Copy out all lines in the data below containing the string "text".

--- MATERIAL SUPPLIED ---
* * *

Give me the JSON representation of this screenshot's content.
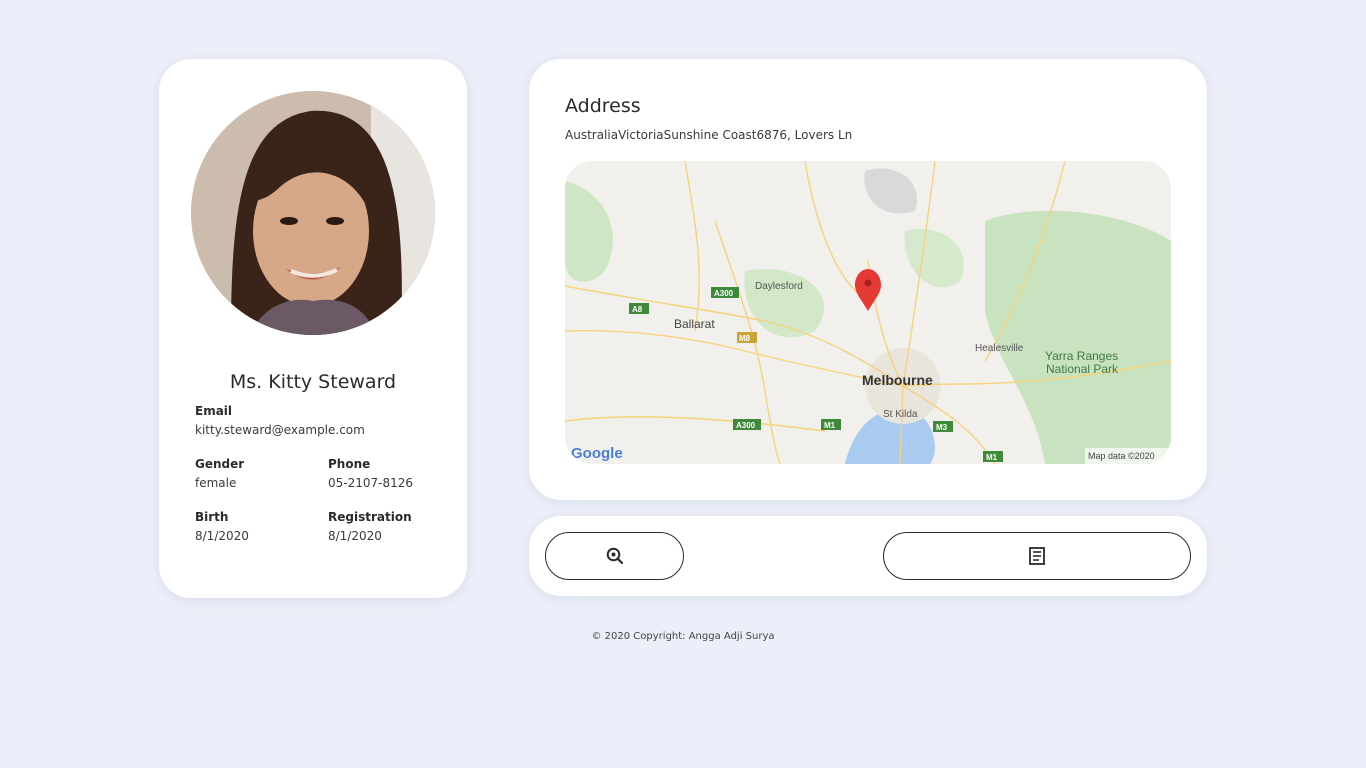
{
  "profile": {
    "name": "Ms. Kitty Steward",
    "email_label": "Email",
    "email": "kitty.steward@example.com",
    "gender_label": "Gender",
    "gender": "female",
    "phone_label": "Phone",
    "phone": "05-2107-8126",
    "birth_label": "Birth",
    "birth": "8/1/2020",
    "registration_label": "Registration",
    "registration": "8/1/2020"
  },
  "address": {
    "title": "Address",
    "text": "AustraliaVictoriaSunshine Coast6876, Lovers Ln"
  },
  "map": {
    "places": {
      "daylesford": "Daylesford",
      "ballarat": "Ballarat",
      "melbourne": "Melbourne",
      "st_kilda": "St Kilda",
      "healesville": "Healesville",
      "yarra_1": "Yarra Ranges",
      "yarra_2": "National Park"
    },
    "roads": {
      "a300_top": "A300",
      "a8": "A8",
      "m8": "M8",
      "a300_bottom": "A300",
      "m1_left": "M1",
      "m3": "M3",
      "m1_bottom": "M1"
    },
    "logo": "Google",
    "attribution": "Map data ©2020",
    "marker_color": "#e53935"
  },
  "actions": {
    "search_icon": "search-icon",
    "details_icon": "document-icon"
  },
  "footer": {
    "copyright": "© 2020 Copyright: Angga Adji Surya"
  },
  "colors": {
    "background": "#eceff9",
    "card": "#ffffff",
    "text": "#2b2b2b"
  }
}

* * *

--- THE COMPLETED TASK ---
    "text": "AustraliaVictoriaSunshine Coast6876, Lovers Ln"
    "text": "#2b2b2b"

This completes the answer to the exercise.